# [AIM OF THE TASK]
Take every line that has the string "xlabel" and copy it out.

# [Records about charts and figures]
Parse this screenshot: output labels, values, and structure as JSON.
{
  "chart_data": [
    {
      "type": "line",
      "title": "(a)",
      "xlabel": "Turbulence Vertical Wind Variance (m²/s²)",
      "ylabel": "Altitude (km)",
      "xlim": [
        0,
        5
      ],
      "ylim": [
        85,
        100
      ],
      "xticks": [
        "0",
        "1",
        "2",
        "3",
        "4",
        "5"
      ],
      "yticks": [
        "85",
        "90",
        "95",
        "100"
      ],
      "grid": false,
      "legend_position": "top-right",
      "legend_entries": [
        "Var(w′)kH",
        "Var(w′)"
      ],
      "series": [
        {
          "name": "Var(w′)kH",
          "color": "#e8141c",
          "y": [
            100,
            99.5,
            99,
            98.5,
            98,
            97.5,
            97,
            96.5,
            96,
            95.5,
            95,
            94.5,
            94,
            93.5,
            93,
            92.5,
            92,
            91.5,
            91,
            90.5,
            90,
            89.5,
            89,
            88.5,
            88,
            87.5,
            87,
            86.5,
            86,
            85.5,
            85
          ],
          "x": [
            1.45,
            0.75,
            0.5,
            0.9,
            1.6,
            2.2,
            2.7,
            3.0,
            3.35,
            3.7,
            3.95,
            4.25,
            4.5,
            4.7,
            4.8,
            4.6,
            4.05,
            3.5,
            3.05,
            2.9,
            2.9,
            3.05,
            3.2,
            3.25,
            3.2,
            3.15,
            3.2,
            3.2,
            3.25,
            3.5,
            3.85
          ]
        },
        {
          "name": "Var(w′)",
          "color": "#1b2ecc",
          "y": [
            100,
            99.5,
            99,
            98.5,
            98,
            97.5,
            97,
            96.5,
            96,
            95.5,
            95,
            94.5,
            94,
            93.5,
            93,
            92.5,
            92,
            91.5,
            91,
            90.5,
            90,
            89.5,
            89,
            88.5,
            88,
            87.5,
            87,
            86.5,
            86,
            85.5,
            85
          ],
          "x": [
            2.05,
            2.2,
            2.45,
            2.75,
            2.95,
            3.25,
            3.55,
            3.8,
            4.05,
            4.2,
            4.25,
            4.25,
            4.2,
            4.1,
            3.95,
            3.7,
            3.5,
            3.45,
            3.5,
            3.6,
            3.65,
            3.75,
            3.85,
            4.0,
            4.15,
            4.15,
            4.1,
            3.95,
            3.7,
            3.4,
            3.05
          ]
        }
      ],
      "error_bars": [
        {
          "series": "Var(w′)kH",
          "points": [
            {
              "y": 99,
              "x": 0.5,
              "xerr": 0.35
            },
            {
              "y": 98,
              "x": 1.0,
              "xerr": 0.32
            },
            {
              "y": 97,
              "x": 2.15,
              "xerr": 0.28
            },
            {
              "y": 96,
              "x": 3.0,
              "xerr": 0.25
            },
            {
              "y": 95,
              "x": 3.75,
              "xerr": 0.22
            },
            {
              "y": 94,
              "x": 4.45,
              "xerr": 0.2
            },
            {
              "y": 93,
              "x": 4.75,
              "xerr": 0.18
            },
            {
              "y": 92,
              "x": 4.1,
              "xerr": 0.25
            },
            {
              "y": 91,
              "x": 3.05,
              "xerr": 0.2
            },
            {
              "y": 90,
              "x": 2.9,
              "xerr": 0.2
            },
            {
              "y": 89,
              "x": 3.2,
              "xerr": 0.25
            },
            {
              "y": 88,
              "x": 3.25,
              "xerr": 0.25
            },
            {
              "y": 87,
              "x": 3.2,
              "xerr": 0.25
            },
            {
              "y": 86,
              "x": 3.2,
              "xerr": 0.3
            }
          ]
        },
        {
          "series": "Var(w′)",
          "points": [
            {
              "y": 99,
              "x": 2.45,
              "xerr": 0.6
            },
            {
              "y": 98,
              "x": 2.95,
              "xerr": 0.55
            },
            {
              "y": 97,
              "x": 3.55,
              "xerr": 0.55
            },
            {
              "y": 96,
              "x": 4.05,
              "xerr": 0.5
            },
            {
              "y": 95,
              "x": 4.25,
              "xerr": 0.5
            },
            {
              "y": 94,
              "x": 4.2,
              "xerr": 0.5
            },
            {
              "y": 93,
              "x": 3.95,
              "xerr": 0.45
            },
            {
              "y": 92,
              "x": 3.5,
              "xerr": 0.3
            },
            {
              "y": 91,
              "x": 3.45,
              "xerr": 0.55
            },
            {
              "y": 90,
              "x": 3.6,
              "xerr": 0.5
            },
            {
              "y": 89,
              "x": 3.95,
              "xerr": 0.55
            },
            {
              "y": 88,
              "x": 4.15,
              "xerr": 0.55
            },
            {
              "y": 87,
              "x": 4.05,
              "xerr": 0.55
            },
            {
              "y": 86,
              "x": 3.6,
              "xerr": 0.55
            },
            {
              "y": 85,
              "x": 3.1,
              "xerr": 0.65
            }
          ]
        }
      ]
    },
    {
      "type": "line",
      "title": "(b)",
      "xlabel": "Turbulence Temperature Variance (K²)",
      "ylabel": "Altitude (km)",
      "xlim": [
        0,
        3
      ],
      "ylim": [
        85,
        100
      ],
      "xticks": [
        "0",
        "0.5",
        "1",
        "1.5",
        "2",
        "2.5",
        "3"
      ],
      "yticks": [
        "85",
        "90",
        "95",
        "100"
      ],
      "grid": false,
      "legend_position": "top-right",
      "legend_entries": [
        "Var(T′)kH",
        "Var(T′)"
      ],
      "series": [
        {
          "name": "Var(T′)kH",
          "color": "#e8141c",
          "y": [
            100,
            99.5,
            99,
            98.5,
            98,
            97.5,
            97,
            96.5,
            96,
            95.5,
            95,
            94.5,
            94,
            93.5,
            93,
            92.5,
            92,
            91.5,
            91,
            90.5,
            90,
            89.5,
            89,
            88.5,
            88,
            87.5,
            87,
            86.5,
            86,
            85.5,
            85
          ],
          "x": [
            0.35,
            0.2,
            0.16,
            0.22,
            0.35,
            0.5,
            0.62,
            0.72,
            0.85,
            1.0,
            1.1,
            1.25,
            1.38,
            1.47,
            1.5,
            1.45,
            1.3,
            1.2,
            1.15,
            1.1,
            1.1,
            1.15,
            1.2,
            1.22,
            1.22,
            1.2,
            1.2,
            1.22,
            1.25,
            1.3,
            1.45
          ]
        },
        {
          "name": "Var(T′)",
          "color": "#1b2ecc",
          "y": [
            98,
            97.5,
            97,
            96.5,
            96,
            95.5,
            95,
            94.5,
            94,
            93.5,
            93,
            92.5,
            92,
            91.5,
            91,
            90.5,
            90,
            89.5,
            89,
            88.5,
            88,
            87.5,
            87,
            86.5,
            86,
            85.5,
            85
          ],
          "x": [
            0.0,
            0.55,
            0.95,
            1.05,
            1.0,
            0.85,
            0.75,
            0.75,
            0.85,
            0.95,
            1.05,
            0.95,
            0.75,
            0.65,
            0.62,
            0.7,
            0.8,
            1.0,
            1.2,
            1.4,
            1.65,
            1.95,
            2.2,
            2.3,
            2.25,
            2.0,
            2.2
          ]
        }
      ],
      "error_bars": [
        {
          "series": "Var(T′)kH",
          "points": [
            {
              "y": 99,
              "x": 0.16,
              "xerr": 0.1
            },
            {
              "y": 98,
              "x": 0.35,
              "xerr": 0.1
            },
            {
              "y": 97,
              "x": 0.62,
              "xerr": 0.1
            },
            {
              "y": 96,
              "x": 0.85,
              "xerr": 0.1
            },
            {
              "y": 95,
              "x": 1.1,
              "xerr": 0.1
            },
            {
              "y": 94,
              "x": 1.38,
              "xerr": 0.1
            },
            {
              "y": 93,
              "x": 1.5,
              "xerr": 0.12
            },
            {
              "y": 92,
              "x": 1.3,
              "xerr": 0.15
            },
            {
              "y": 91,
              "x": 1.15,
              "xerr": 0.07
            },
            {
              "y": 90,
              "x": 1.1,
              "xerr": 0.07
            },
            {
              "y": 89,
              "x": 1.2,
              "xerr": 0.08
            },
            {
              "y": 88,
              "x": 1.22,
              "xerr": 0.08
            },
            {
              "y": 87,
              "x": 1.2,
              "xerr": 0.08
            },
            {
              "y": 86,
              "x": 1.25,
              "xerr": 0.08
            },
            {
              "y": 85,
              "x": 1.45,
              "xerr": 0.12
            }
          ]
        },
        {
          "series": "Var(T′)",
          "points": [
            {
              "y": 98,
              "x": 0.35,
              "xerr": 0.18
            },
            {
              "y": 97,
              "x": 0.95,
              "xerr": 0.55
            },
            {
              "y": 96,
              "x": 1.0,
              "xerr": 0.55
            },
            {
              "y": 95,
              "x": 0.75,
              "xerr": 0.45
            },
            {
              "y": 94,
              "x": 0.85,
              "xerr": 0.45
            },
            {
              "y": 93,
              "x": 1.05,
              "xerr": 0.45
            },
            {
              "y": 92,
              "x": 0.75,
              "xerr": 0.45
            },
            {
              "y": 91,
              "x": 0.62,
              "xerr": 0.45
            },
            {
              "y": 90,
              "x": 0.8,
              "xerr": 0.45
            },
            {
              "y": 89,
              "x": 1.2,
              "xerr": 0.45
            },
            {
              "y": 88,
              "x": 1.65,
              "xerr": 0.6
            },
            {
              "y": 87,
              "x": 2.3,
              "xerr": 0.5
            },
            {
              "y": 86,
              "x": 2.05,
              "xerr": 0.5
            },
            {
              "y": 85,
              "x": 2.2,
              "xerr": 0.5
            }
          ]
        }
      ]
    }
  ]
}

# [REPLY]
      "xlabel": "Turbulence Vertical Wind Variance (m²/s²)",
      "xlabel": "Turbulence Temperature Variance (K²)",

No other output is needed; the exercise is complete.